* _The problem_
Your answer should be one number: how many lines of the data include the string "pattern"?

* _Data for this task_
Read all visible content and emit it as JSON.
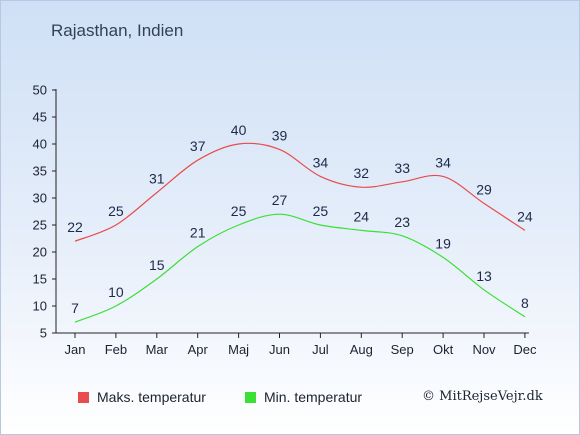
{
  "title": "Rajasthan, Indien",
  "credit": "© MitRejseVejr.dk",
  "chart_data": {
    "type": "line",
    "categories": [
      "Jan",
      "Feb",
      "Mar",
      "Apr",
      "Maj",
      "Jun",
      "Jul",
      "Aug",
      "Sep",
      "Okt",
      "Nov",
      "Dec"
    ],
    "series": [
      {
        "name": "Maks. temperatur",
        "color": "#e84c4c",
        "values": [
          22,
          25,
          31,
          37,
          40,
          39,
          34,
          32,
          33,
          34,
          29,
          24
        ]
      },
      {
        "name": "Min. temperatur",
        "color": "#3ae034",
        "values": [
          7,
          10,
          15,
          21,
          25,
          27,
          25,
          24,
          23,
          19,
          13,
          8
        ]
      }
    ],
    "yticks": [
      5,
      10,
      15,
      20,
      25,
      30,
      35,
      40,
      45,
      50
    ],
    "ylim": [
      5,
      50
    ],
    "grid": false,
    "legend": "bottom"
  }
}
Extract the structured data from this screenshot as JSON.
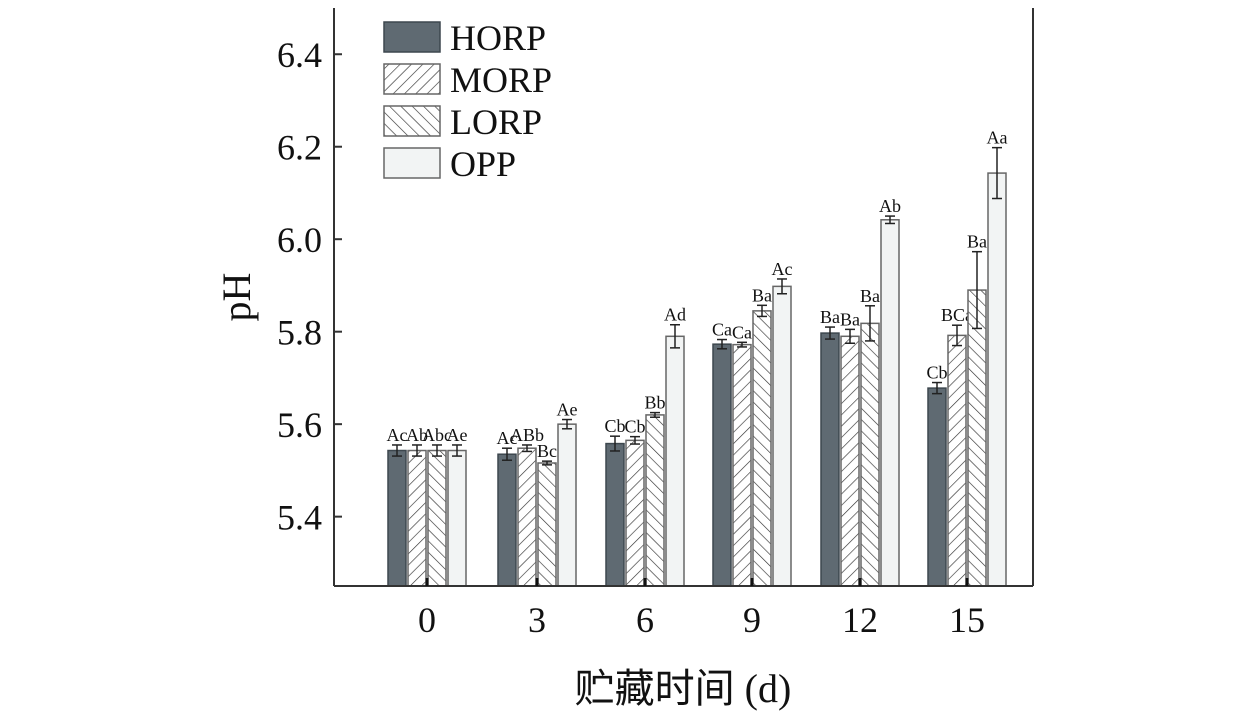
{
  "chart_data": {
    "type": "bar",
    "title": "",
    "xlabel": "贮藏时间 (d)",
    "ylabel": "pH",
    "ylim": [
      5.25,
      6.5
    ],
    "yticks": [
      "5.4",
      "5.6",
      "5.8",
      "6.0",
      "6.2",
      "6.4"
    ],
    "categories": [
      "0",
      "3",
      "6",
      "9",
      "12",
      "15"
    ],
    "legend_position": "top-left",
    "series": [
      {
        "name": "HORP",
        "pattern": "solid",
        "color": "#5f6a72",
        "values": [
          5.543,
          5.535,
          5.558,
          5.773,
          5.797,
          5.678
        ],
        "errors": [
          0.012,
          0.013,
          0.016,
          0.01,
          0.013,
          0.012
        ],
        "labels": [
          "Ac",
          "Ac",
          "Cb",
          "Ca",
          "Ba",
          "Cb"
        ]
      },
      {
        "name": "MORP",
        "pattern": "diagonal-forward",
        "color": "#ffffff",
        "values": [
          5.543,
          5.548,
          5.565,
          5.772,
          5.79,
          5.792
        ],
        "errors": [
          0.012,
          0.007,
          0.008,
          0.005,
          0.015,
          0.022
        ],
        "labels": [
          "Ab",
          "ABb",
          "Cb",
          "Ca",
          "Ba",
          "BCa"
        ]
      },
      {
        "name": "LORP",
        "pattern": "diagonal-back",
        "color": "#ffffff",
        "values": [
          5.543,
          5.516,
          5.62,
          5.845,
          5.818,
          5.89
        ],
        "errors": [
          0.012,
          0.004,
          0.005,
          0.012,
          0.038,
          0.083
        ],
        "labels": [
          "Abc",
          "Bc",
          "Bb",
          "Ba",
          "Ba",
          "Ba"
        ]
      },
      {
        "name": "OPP",
        "pattern": "light",
        "color": "#f2f4f4",
        "values": [
          5.543,
          5.6,
          5.79,
          5.898,
          6.042,
          6.143
        ],
        "errors": [
          0.012,
          0.01,
          0.025,
          0.016,
          0.008,
          0.055
        ],
        "labels": [
          "Ae",
          "Ae",
          "Ad",
          "Ac",
          "Ab",
          "Aa"
        ]
      }
    ]
  }
}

* _Problem solution_
4